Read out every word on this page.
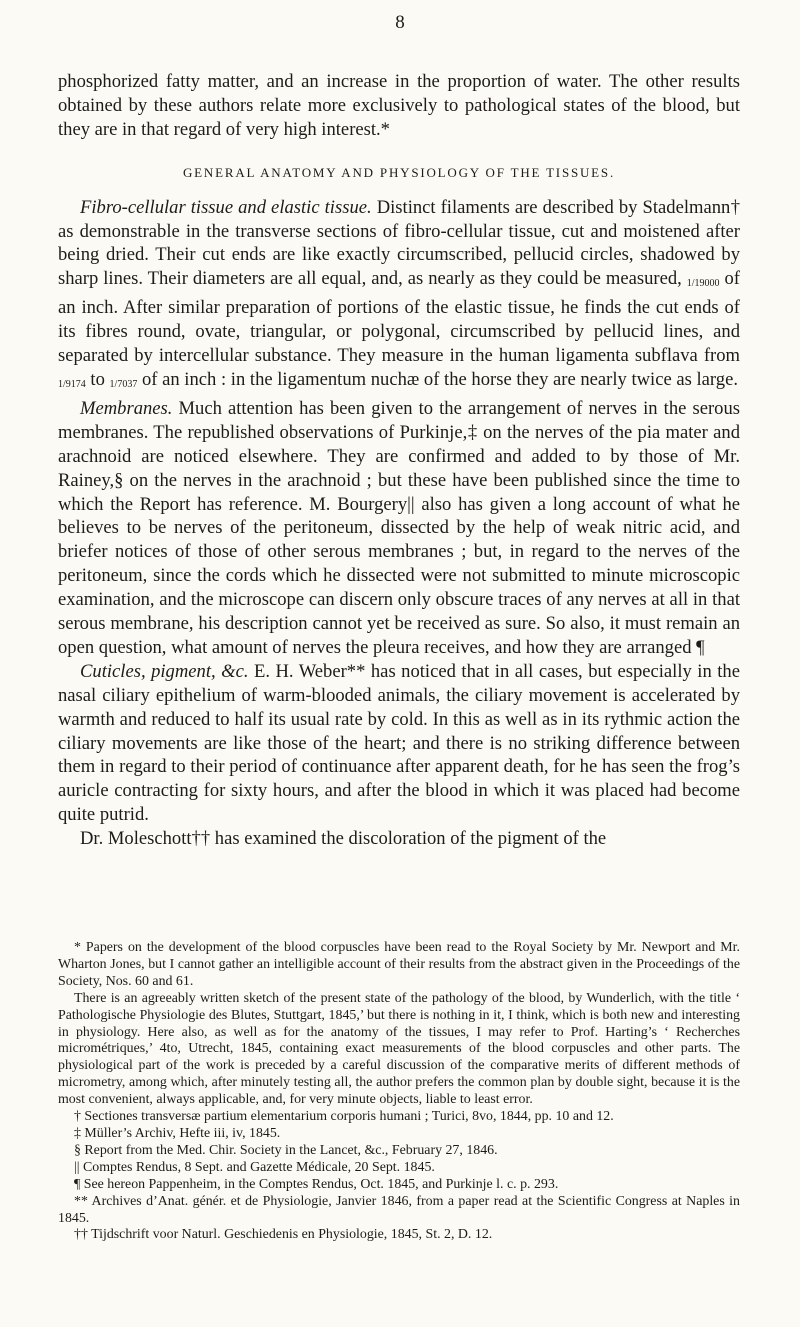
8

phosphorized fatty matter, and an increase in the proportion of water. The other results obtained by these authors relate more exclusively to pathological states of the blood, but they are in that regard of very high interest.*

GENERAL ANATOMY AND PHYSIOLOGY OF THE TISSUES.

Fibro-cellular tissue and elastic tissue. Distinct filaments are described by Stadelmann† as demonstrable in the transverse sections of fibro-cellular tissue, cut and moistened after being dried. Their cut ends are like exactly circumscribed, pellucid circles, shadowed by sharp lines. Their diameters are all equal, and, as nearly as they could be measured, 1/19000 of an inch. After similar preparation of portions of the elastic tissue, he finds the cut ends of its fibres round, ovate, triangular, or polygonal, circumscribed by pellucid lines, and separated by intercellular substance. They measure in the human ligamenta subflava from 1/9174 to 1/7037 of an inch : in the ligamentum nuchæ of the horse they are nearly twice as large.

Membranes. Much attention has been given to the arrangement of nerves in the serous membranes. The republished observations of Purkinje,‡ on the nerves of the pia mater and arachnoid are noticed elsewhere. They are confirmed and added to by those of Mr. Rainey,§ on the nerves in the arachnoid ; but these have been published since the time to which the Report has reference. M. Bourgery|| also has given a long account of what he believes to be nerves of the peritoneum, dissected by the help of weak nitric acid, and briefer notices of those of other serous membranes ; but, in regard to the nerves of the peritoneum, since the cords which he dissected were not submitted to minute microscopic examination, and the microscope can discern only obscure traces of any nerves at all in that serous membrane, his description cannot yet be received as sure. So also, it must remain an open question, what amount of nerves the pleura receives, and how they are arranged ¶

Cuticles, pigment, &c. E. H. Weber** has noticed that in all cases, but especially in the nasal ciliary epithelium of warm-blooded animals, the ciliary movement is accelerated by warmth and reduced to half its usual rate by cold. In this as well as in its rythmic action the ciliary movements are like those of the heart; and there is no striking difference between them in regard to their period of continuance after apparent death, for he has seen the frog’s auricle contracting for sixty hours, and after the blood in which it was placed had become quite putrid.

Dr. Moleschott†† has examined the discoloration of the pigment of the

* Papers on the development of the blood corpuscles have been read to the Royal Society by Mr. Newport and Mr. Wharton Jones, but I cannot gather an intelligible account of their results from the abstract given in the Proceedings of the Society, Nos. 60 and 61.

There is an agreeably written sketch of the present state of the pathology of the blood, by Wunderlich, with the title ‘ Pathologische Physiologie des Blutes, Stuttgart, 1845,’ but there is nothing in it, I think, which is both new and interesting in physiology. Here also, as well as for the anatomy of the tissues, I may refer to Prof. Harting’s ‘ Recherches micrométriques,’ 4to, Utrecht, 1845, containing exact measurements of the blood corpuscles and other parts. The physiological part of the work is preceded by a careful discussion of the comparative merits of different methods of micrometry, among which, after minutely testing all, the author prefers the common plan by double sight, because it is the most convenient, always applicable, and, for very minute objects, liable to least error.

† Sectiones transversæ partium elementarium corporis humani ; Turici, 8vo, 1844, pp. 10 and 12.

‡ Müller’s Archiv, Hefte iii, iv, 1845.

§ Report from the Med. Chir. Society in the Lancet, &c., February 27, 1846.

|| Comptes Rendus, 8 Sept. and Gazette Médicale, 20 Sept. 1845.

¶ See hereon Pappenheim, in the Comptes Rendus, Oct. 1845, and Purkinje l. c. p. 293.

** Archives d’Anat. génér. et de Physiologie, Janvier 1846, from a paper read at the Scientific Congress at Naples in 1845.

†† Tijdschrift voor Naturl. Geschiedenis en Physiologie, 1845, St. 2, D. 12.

---

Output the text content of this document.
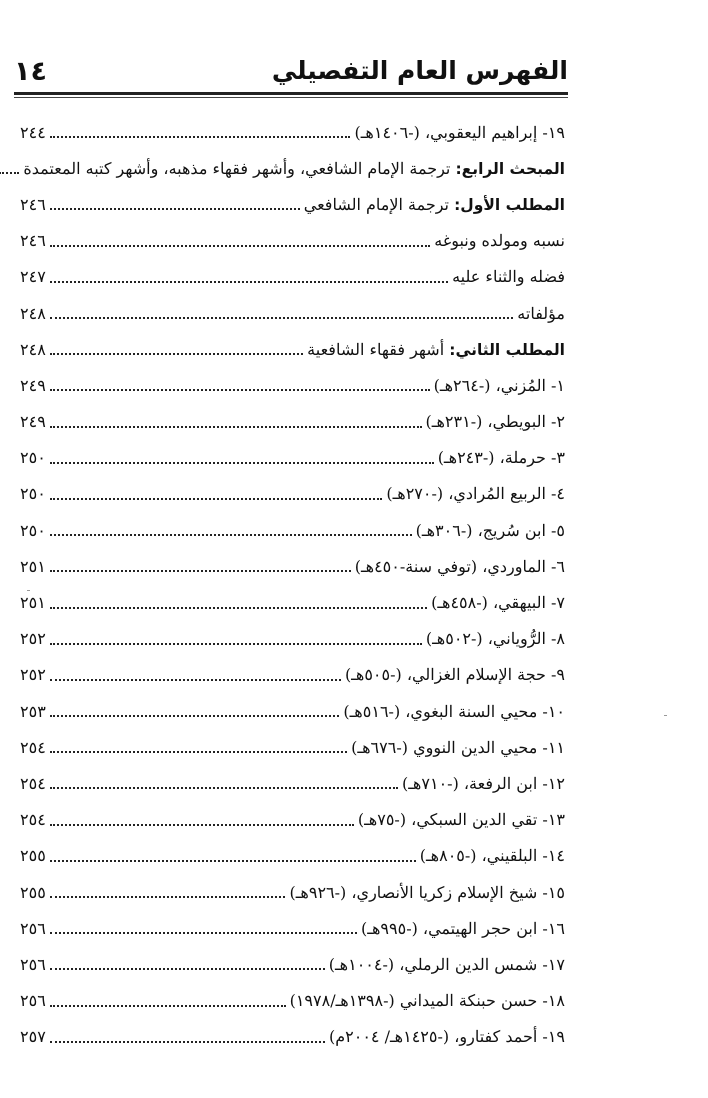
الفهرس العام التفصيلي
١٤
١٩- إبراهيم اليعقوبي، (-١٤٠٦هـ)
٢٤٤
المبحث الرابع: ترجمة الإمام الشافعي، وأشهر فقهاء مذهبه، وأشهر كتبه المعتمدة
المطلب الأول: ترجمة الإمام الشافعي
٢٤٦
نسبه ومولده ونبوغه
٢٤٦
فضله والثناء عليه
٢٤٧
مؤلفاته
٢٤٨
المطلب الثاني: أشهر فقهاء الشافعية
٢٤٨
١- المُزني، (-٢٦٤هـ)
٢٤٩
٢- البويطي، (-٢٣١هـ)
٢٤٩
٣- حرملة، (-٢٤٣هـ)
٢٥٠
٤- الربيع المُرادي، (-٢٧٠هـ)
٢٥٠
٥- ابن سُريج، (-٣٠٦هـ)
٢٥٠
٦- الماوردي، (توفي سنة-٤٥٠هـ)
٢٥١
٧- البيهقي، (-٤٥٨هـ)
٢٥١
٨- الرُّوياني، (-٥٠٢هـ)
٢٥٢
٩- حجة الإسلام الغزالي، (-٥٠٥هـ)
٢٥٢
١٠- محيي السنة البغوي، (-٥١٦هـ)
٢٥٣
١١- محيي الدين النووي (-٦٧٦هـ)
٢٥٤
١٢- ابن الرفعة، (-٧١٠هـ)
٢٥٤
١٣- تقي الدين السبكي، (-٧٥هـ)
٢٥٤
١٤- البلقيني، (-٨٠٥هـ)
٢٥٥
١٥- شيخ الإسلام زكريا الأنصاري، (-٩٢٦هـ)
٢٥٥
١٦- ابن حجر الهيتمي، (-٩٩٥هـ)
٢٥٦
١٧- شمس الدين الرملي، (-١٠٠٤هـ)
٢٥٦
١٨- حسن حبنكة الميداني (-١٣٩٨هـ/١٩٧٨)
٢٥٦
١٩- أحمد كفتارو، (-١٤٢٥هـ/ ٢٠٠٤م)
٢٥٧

* * *

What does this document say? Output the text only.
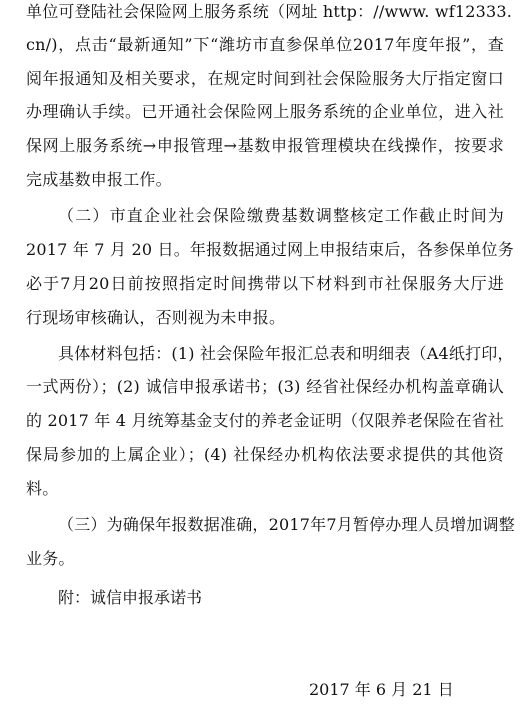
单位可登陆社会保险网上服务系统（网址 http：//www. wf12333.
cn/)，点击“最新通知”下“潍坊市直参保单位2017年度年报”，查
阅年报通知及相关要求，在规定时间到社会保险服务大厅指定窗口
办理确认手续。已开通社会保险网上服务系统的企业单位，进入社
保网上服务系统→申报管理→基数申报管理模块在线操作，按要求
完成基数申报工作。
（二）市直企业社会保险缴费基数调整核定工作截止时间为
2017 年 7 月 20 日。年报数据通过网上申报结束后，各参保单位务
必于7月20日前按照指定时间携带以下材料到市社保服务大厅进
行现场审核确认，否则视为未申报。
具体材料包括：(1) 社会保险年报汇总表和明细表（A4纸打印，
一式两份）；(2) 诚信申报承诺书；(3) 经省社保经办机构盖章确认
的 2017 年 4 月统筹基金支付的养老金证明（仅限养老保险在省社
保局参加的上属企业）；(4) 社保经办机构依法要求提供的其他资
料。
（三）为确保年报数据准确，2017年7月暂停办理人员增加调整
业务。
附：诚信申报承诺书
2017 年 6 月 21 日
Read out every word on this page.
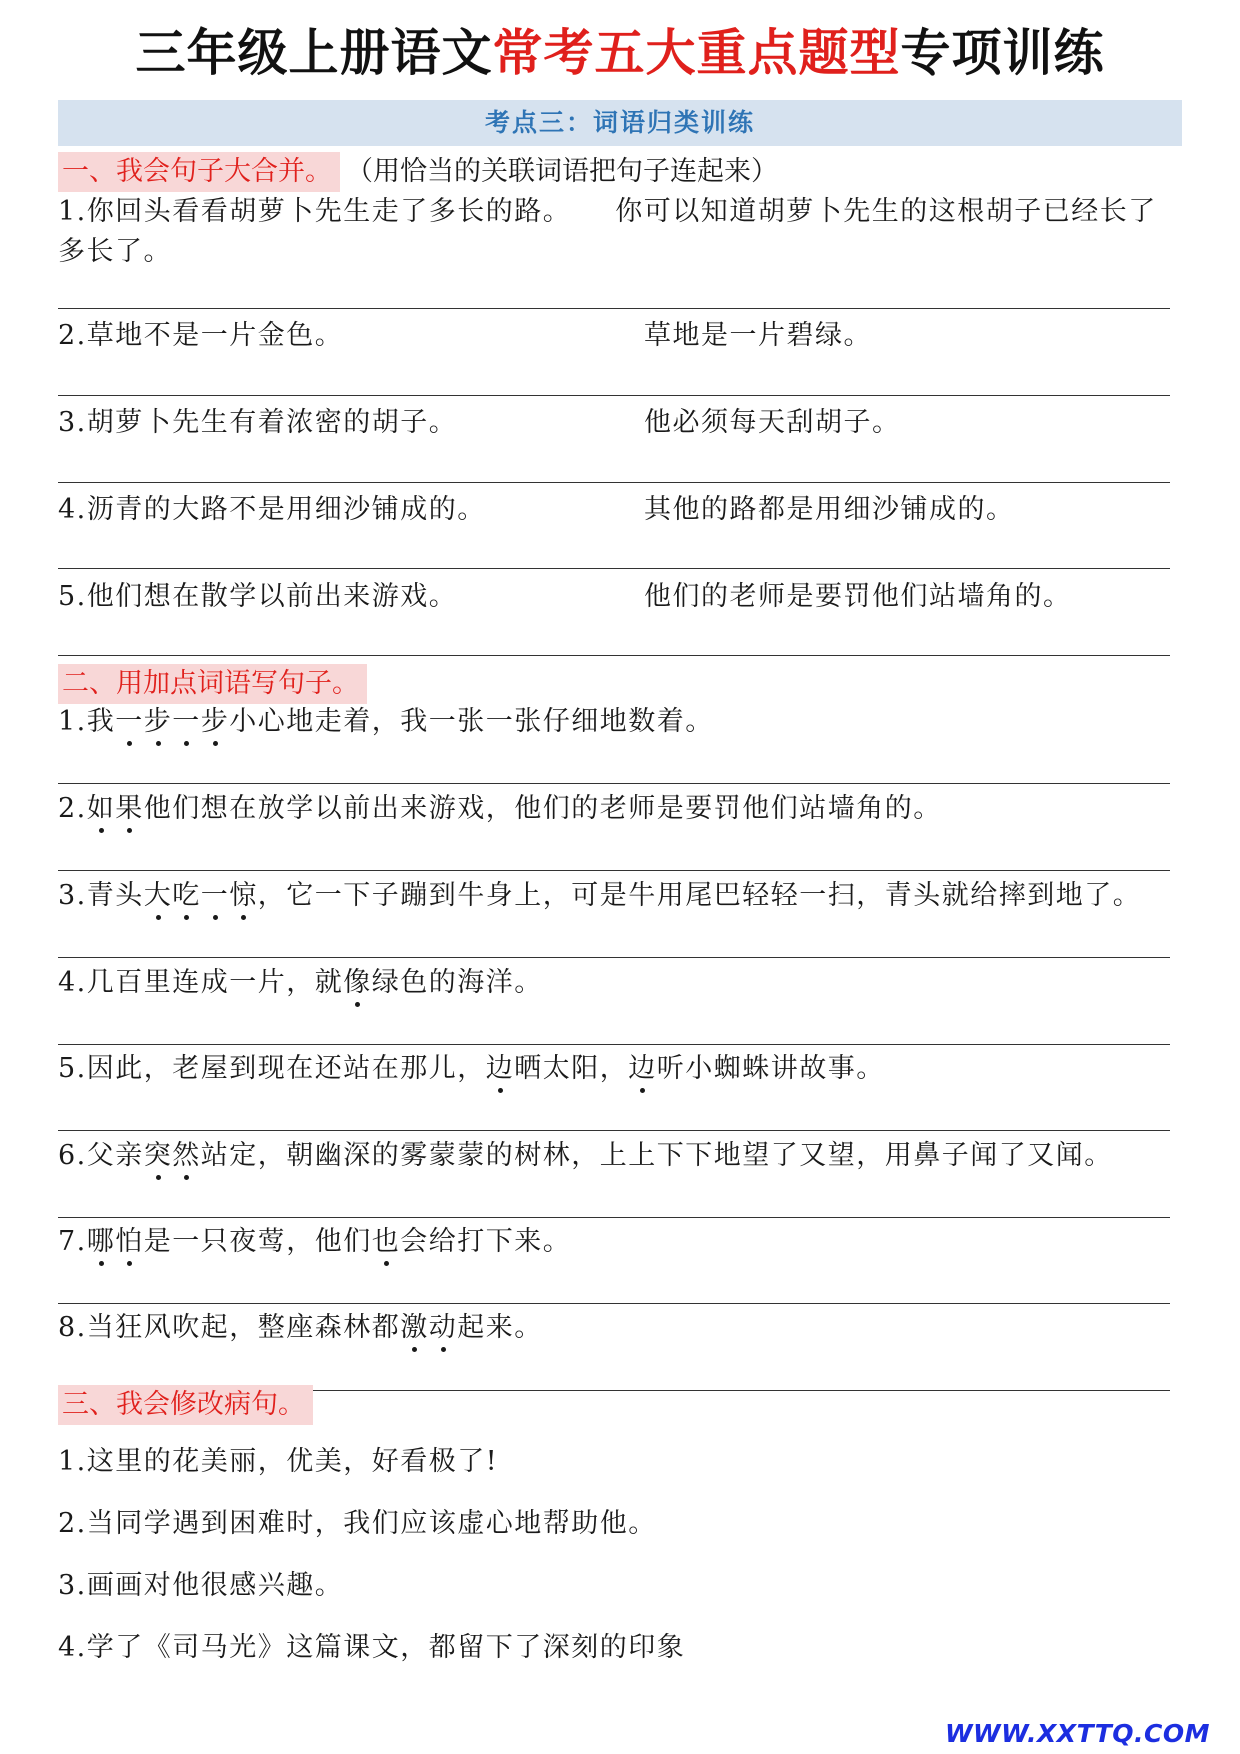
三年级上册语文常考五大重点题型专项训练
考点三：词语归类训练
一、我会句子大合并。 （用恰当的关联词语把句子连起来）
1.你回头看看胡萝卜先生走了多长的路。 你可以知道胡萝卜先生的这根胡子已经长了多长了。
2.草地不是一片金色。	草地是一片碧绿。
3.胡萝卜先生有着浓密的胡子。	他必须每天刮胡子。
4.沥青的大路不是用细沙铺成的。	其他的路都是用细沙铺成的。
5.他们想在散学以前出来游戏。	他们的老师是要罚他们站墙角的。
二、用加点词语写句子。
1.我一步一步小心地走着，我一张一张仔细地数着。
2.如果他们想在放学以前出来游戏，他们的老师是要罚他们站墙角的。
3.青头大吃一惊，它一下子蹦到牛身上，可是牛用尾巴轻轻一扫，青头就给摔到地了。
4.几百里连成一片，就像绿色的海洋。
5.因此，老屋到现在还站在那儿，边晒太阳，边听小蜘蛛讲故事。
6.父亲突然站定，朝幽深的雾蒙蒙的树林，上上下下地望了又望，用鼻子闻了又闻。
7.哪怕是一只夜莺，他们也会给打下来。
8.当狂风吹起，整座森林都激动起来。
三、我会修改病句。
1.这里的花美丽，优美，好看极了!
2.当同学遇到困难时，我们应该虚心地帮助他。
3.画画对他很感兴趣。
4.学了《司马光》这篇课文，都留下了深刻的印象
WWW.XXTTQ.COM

THE REQUEST -
In the material above, find each line that contains the word "他们的老师是要罚他们站墙角的", and select it.

RESPONSE TO THIS TASK -
5.他们想在散学以前出来游戏。	他们的老师是要罚他们站墙角的。
2.如果他们想在放学以前出来游戏，他们的老师是要罚他们站墙角的。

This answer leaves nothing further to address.